-- begin Provided records --

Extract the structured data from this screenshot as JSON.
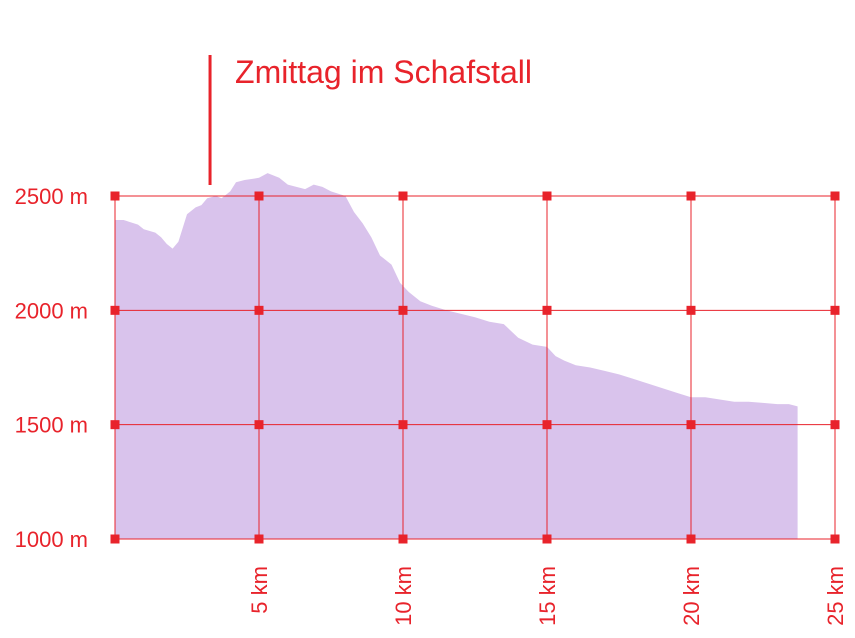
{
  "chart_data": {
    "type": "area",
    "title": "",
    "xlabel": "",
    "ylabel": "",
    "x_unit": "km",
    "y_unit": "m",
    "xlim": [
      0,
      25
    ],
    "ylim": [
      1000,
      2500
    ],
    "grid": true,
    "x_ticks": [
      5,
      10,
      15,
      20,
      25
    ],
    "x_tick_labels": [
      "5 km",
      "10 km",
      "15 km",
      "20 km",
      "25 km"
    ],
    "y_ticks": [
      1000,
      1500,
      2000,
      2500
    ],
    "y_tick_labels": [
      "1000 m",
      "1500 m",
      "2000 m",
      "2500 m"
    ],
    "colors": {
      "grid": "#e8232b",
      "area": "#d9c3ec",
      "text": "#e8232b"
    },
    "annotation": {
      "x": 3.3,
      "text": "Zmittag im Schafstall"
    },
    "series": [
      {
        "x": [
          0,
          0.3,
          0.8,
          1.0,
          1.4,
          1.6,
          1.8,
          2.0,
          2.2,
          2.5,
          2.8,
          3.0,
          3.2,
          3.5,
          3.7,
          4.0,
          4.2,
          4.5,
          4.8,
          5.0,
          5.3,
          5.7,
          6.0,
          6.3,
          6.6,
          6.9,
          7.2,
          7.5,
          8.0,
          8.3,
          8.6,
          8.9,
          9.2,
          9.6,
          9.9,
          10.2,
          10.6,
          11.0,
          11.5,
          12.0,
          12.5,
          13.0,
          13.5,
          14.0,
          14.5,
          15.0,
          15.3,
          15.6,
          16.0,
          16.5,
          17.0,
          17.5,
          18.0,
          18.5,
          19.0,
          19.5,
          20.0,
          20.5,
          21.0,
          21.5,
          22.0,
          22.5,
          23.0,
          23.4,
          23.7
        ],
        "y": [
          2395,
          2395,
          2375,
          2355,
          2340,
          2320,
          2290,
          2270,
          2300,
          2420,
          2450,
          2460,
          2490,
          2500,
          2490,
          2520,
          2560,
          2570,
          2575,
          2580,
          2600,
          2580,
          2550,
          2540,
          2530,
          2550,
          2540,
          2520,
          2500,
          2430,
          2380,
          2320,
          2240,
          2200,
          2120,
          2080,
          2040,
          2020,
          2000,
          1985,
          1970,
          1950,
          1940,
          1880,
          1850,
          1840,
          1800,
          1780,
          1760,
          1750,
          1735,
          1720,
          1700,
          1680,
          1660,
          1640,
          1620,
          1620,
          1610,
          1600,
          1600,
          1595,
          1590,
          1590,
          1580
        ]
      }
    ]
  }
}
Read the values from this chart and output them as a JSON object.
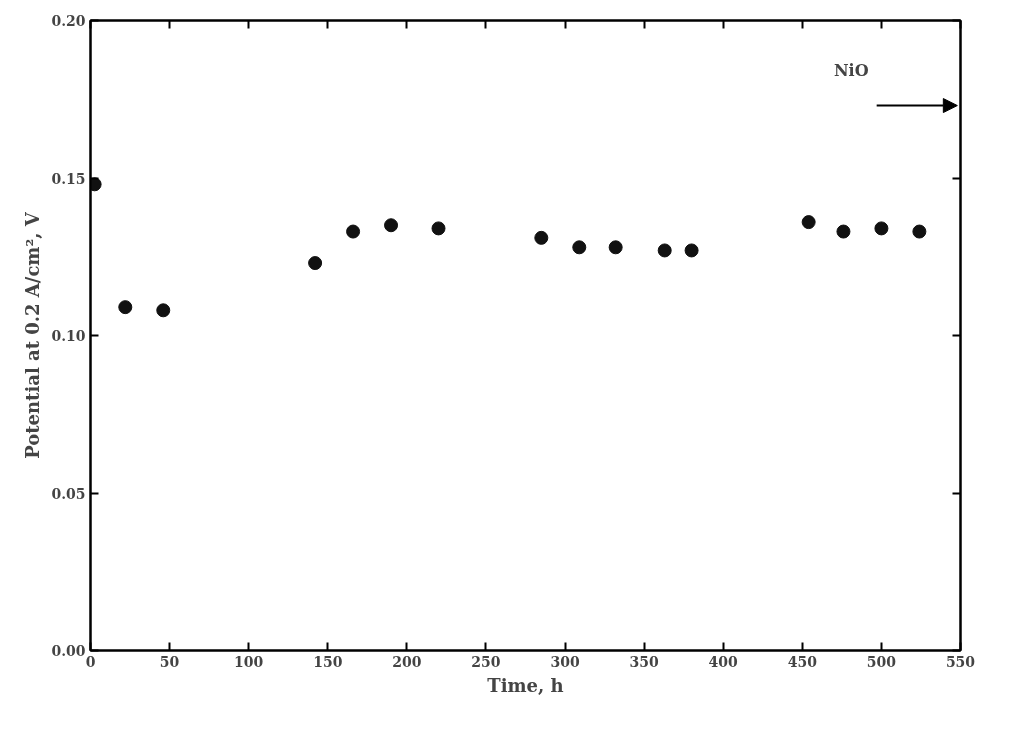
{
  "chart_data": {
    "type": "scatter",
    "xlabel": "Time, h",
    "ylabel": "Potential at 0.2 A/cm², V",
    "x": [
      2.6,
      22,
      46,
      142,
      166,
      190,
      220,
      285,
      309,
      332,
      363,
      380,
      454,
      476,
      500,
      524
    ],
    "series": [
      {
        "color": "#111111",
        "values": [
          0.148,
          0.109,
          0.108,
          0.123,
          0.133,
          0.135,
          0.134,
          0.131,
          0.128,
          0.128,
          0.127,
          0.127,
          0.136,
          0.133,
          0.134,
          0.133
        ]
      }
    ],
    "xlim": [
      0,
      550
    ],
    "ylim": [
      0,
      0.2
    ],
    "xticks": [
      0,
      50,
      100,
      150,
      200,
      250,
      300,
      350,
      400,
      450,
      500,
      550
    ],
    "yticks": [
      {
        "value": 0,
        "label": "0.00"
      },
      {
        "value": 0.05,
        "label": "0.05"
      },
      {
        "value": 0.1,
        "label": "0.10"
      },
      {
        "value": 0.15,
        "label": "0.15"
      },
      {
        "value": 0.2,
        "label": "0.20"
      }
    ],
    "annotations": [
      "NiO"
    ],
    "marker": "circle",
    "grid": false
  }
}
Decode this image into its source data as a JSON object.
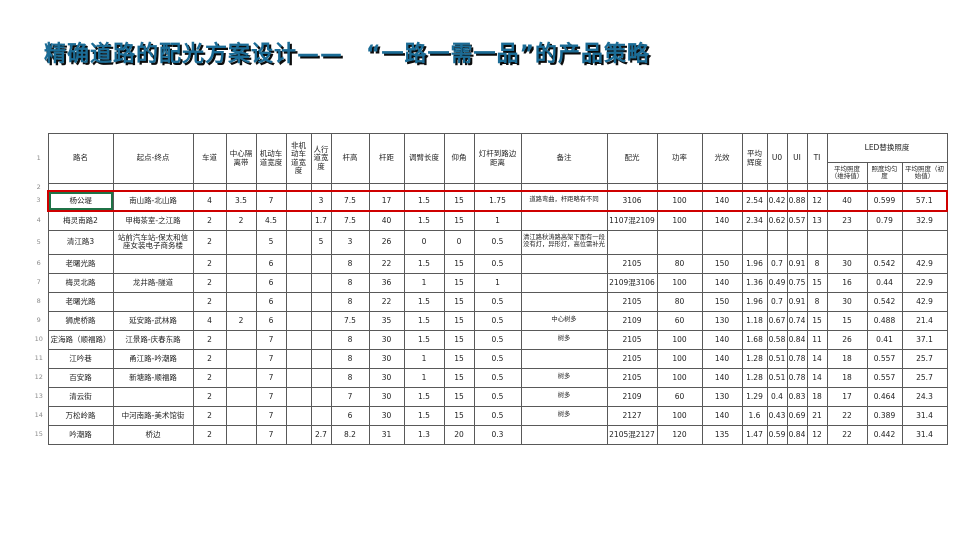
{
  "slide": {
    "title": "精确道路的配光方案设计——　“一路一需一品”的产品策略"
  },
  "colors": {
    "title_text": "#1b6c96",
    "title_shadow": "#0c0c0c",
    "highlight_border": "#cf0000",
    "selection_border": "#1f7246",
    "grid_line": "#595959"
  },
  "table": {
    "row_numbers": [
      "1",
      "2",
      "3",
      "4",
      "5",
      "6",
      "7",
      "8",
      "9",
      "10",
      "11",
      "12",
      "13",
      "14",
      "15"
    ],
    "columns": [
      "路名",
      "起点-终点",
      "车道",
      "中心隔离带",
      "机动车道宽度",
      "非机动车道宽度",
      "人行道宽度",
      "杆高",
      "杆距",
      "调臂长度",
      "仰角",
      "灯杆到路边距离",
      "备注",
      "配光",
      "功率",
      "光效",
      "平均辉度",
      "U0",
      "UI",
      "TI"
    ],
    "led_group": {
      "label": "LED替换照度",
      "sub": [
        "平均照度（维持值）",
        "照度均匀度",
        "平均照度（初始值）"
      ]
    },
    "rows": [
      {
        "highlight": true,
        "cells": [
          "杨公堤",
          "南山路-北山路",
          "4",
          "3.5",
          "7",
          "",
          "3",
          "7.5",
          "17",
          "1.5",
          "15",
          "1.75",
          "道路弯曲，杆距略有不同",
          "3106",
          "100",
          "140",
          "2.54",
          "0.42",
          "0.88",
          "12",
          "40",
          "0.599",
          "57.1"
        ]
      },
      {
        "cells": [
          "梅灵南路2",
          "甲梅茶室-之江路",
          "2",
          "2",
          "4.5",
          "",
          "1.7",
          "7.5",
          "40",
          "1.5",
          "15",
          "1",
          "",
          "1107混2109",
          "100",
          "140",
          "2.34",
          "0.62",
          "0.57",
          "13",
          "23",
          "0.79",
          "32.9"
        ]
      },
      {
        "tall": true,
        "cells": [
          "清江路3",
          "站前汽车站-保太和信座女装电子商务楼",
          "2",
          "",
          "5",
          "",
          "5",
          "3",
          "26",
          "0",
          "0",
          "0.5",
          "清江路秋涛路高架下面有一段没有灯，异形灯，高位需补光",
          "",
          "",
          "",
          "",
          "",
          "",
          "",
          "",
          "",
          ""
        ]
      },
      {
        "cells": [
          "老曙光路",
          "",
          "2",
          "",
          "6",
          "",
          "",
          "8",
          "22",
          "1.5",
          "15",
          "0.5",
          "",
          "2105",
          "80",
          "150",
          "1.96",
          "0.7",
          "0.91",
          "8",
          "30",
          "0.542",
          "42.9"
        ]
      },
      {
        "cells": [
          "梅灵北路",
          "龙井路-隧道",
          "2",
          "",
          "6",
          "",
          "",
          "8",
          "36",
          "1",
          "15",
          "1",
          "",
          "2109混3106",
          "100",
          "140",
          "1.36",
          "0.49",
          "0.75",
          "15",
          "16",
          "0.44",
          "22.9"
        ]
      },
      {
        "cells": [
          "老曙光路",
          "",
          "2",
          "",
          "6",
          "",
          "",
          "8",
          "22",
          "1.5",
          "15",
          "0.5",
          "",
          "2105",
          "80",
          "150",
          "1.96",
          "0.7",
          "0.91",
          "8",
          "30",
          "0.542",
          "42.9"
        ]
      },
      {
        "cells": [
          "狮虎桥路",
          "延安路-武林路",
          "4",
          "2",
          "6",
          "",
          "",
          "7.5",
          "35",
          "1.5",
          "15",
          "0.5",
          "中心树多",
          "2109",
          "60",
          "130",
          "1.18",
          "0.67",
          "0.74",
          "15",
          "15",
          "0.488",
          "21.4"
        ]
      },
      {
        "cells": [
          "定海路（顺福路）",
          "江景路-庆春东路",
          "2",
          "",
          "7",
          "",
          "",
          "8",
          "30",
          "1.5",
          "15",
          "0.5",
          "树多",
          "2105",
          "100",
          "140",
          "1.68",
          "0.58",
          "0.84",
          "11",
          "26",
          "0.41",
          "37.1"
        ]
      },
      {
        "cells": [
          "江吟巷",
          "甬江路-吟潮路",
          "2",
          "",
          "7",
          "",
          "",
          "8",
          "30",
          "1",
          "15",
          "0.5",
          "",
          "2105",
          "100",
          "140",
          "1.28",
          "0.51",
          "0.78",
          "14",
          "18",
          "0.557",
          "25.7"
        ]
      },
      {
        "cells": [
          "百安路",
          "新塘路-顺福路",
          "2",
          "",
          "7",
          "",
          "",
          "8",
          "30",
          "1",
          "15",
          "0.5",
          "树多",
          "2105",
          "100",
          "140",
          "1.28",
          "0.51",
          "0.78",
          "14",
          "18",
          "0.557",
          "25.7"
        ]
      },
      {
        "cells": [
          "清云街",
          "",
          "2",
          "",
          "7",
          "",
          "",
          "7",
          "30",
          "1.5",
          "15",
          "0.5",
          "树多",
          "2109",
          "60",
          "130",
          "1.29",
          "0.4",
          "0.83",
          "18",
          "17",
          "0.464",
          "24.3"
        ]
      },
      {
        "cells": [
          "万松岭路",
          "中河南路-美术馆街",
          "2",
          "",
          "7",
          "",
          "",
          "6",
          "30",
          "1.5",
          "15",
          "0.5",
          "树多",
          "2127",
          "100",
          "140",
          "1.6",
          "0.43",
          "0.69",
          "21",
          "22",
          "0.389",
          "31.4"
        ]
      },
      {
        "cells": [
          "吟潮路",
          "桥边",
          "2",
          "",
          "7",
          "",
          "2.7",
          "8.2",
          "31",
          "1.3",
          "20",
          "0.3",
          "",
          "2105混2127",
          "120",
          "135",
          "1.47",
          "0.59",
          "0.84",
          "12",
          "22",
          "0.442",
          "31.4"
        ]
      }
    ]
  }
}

-- end Provided records --

● **Written task**: Collect every line from the records above that contains the word "this".

● **Task solution**:
Extract the structured data from this screenshot as JSON.
Read the values from this chart and output them as a JSON object.
Decode this image into its source data as a JSON object.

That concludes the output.